-- START The data --

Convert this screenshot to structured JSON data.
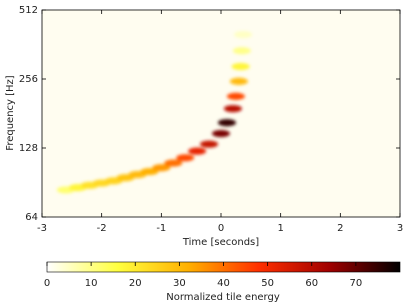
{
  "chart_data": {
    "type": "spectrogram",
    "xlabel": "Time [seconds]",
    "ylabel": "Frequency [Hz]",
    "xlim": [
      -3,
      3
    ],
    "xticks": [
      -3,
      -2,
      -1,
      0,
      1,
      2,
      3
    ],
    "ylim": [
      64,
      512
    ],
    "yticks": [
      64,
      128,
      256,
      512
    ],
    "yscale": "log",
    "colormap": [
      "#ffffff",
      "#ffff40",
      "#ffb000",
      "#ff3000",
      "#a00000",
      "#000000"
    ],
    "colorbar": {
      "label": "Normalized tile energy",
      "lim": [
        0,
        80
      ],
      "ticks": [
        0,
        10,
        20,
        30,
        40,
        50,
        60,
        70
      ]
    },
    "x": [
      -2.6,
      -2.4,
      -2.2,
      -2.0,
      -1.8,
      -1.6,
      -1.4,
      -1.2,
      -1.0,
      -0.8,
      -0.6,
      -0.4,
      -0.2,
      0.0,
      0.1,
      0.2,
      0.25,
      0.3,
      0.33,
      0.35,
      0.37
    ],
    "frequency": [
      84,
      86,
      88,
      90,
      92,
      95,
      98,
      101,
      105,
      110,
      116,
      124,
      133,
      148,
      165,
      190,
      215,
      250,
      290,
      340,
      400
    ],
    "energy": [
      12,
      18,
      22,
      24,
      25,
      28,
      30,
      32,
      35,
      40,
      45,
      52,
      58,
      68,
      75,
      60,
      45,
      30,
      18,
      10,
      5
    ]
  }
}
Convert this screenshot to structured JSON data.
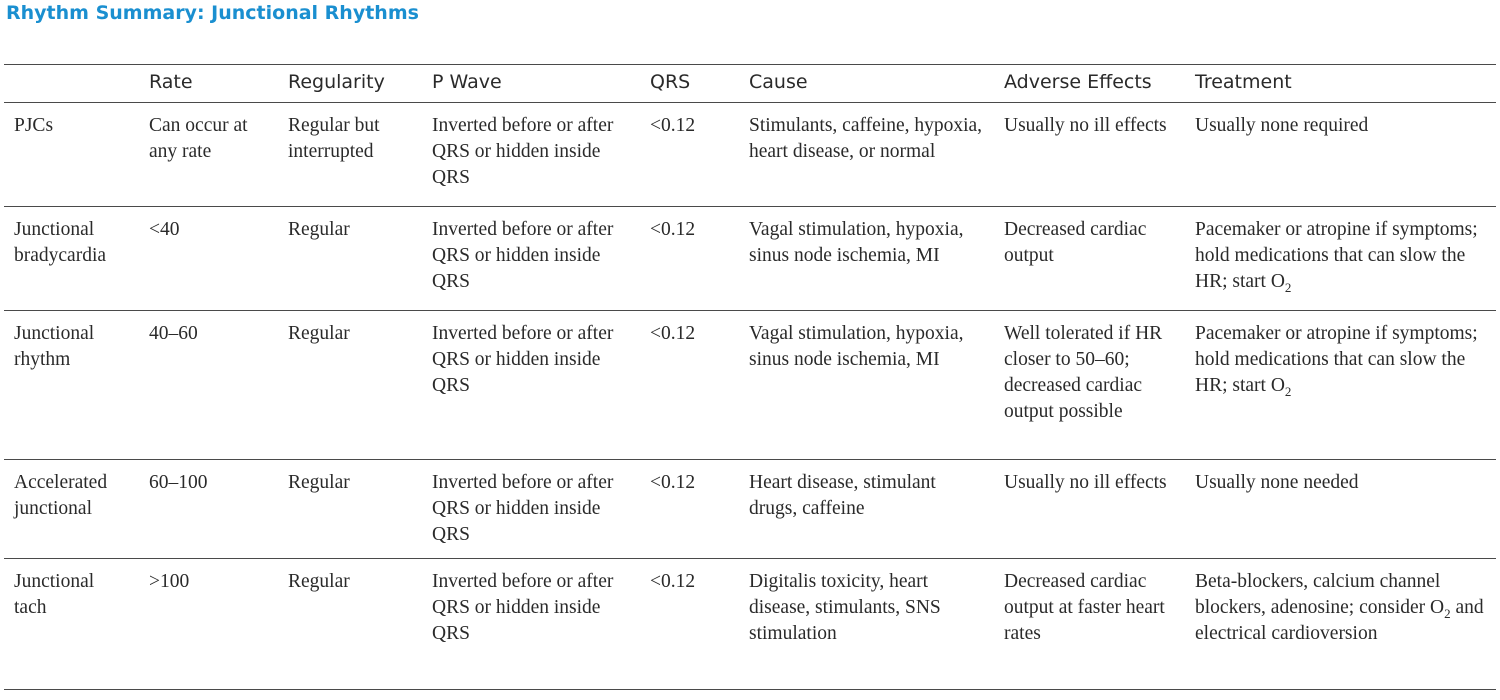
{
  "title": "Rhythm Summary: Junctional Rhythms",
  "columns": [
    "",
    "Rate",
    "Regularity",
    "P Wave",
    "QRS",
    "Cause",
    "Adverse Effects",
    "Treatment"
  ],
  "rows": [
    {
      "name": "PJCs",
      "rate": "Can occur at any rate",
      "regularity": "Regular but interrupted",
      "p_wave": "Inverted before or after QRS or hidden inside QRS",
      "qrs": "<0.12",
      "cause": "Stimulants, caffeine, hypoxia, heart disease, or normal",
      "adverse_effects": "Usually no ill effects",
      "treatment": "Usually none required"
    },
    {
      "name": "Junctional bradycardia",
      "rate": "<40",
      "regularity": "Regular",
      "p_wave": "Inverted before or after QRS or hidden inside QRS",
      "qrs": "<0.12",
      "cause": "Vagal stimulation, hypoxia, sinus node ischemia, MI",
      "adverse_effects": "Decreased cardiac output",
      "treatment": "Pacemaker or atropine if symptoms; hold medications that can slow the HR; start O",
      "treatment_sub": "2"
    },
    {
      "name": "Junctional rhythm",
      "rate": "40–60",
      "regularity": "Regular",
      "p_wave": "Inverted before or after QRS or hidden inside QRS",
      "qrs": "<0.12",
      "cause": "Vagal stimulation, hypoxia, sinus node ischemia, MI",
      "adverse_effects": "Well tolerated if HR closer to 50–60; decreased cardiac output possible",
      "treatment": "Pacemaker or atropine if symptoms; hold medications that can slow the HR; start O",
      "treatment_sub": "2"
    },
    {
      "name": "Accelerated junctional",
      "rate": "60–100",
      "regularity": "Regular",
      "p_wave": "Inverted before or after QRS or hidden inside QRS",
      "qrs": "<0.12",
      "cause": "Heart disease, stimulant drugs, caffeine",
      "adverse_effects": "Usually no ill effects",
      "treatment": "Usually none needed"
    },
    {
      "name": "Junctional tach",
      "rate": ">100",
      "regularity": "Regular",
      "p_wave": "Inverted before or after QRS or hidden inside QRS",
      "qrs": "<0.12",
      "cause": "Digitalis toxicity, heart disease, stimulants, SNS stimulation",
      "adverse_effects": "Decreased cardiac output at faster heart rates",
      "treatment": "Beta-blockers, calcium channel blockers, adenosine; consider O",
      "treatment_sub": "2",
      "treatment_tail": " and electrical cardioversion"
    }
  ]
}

-- END The data --

## Stated exercise
Write out each line of the data exactly; the images should be left out.

## Task solution
Convert this screenshot to structured JSON data.
{
  "chart_data": {
    "type": "spectrogram",
    "xlabel": "Time [seconds]",
    "ylabel": "Frequency [Hz]",
    "xlim": [
      -3,
      3
    ],
    "xticks": [
      -3,
      -2,
      -1,
      0,
      1,
      2,
      3
    ],
    "ylim": [
      64,
      512
    ],
    "yticks": [
      64,
      128,
      256,
      512
    ],
    "yscale": "log",
    "colormap": [
      "#ffffff",
      "#ffff40",
      "#ffb000",
      "#ff3000",
      "#a00000",
      "#000000"
    ],
    "colorbar": {
      "label": "Normalized tile energy",
      "lim": [
        0,
        80
      ],
      "ticks": [
        0,
        10,
        20,
        30,
        40,
        50,
        60,
        70
      ]
    },
    "x": [
      -2.6,
      -2.4,
      -2.2,
      -2.0,
      -1.8,
      -1.6,
      -1.4,
      -1.2,
      -1.0,
      -0.8,
      -0.6,
      -0.4,
      -0.2,
      0.0,
      0.1,
      0.2,
      0.25,
      0.3,
      0.33,
      0.35,
      0.37
    ],
    "frequency": [
      84,
      86,
      88,
      90,
      92,
      95,
      98,
      101,
      105,
      110,
      116,
      124,
      133,
      148,
      165,
      190,
      215,
      250,
      290,
      340,
      400
    ],
    "energy": [
      12,
      18,
      22,
      24,
      25,
      28,
      30,
      32,
      35,
      40,
      45,
      52,
      58,
      68,
      75,
      60,
      45,
      30,
      18,
      10,
      5
    ]
  }
}
Convert this screenshot to structured JSON data.
{
  "title": "Rhythm Summary: Junctional Rhythms",
  "columns": [
    "",
    "Rate",
    "Regularity",
    "P Wave",
    "QRS",
    "Cause",
    "Adverse Effects",
    "Treatment"
  ],
  "rows": [
    {
      "name": "PJCs",
      "rate": "Can occur at any rate",
      "regularity": "Regular but interrupted",
      "p_wave": "Inverted before or after QRS or hidden inside QRS",
      "qrs": "<0.12",
      "cause": "Stimulants, caffeine, hypoxia, heart disease, or normal",
      "adverse_effects": "Usually no ill effects",
      "treatment": "Usually none required"
    },
    {
      "name": "Junctional bradycardia",
      "rate": "<40",
      "regularity": "Regular",
      "p_wave": "Inverted before or after QRS or hidden inside QRS",
      "qrs": "<0.12",
      "cause": "Vagal stimulation, hypoxia, sinus node ischemia, MI",
      "adverse_effects": "Decreased cardiac output",
      "treatment": "Pacemaker or atropine if symptoms; hold medications that can slow the HR; start O",
      "treatment_sub": "2"
    },
    {
      "name": "Junctional rhythm",
      "rate": "40–60",
      "regularity": "Regular",
      "p_wave": "Inverted before or after QRS or hidden inside QRS",
      "qrs": "<0.12",
      "cause": "Vagal stimulation, hypoxia, sinus node ischemia, MI",
      "adverse_effects": "Well tolerated if HR closer to 50–60; decreased cardiac output possible",
      "treatment": "Pacemaker or atropine if symptoms; hold medications that can slow the HR; start O",
      "treatment_sub": "2"
    },
    {
      "name": "Accelerated junctional",
      "rate": "60–100",
      "regularity": "Regular",
      "p_wave": "Inverted before or after QRS or hidden inside QRS",
      "qrs": "<0.12",
      "cause": "Heart disease, stimulant drugs, caffeine",
      "adverse_effects": "Usually no ill effects",
      "treatment": "Usually none needed"
    },
    {
      "name": "Junctional tach",
      "rate": ">100",
      "regularity": "Regular",
      "p_wave": "Inverted before or after QRS or hidden inside QRS",
      "qrs": "<0.12",
      "cause": "Digitalis toxicity, heart disease, stimulants, SNS stimulation",
      "adverse_effects": "Decreased cardiac output at faster heart rates",
      "treatment": "Beta-blockers, calcium channel blockers, adenosine; consider O",
      "treatment_sub": "2",
      "treatment_tail": " and electrical cardioversion"
    }
  ]
}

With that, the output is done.